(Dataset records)
>> begin

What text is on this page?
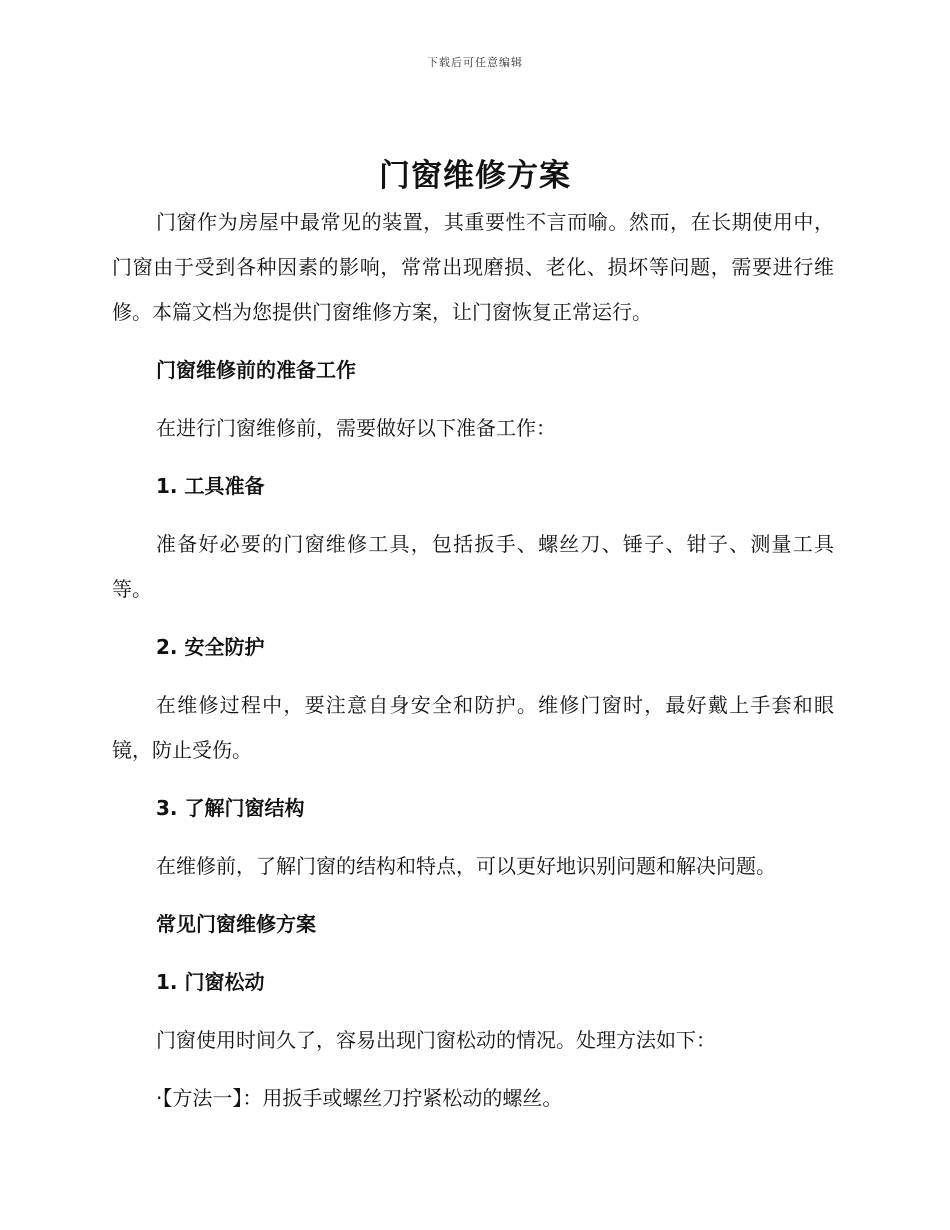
下载后可任意编辑
门窗维修方案

门窗作为房屋中最常见的装置，其重要性不言而喻。然而，在长期使用中，门窗由于受到各种因素的影响，常常出现磨损、老化、损坏等问题，需要进行维修。本篇文档为您提供门窗维修方案，让门窗恢复正常运行。

门窗维修前的准备工作

在进行门窗维修前，需要做好以下准备工作：

1. 工具准备

准备好必要的门窗维修工具，包括扳手、螺丝刀、锤子、钳子、测量工具等。

2. 安全防护

在维修过程中，要注意自身安全和防护。维修门窗时，最好戴上手套和眼镜，防止受伤。

3. 了解门窗结构

在维修前，了解门窗的结构和特点，可以更好地识别问题和解决问题。

常见门窗维修方案

1. 门窗松动

门窗使用时间久了，容易出现门窗松动的情况。处理方法如下：

·【方法一】：用扳手或螺丝刀拧紧松动的螺丝。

>> end

WHAT YOU SHOULD DO – Retype the data above exactly; pictures are not part of the copy.

RESPONSE BELOW –
What text is on this page?
下载后可任意编辑
门窗维修方案

门窗作为房屋中最常见的装置，其重要性不言而喻。然而，在长期使用中，门窗由于受到各种因素的影响，常常出现磨损、老化、损坏等问题，需要进行维修。本篇文档为您提供门窗维修方案，让门窗恢复正常运行。

门窗维修前的准备工作

在进行门窗维修前，需要做好以下准备工作：

1. 工具准备

准备好必要的门窗维修工具，包括扳手、螺丝刀、锤子、钳子、测量工具等。

2. 安全防护

在维修过程中，要注意自身安全和防护。维修门窗时，最好戴上手套和眼镜，防止受伤。

3. 了解门窗结构

在维修前，了解门窗的结构和特点，可以更好地识别问题和解决问题。

常见门窗维修方案

1. 门窗松动

门窗使用时间久了，容易出现门窗松动的情况。处理方法如下：

·【方法一】：用扳手或螺丝刀拧紧松动的螺丝。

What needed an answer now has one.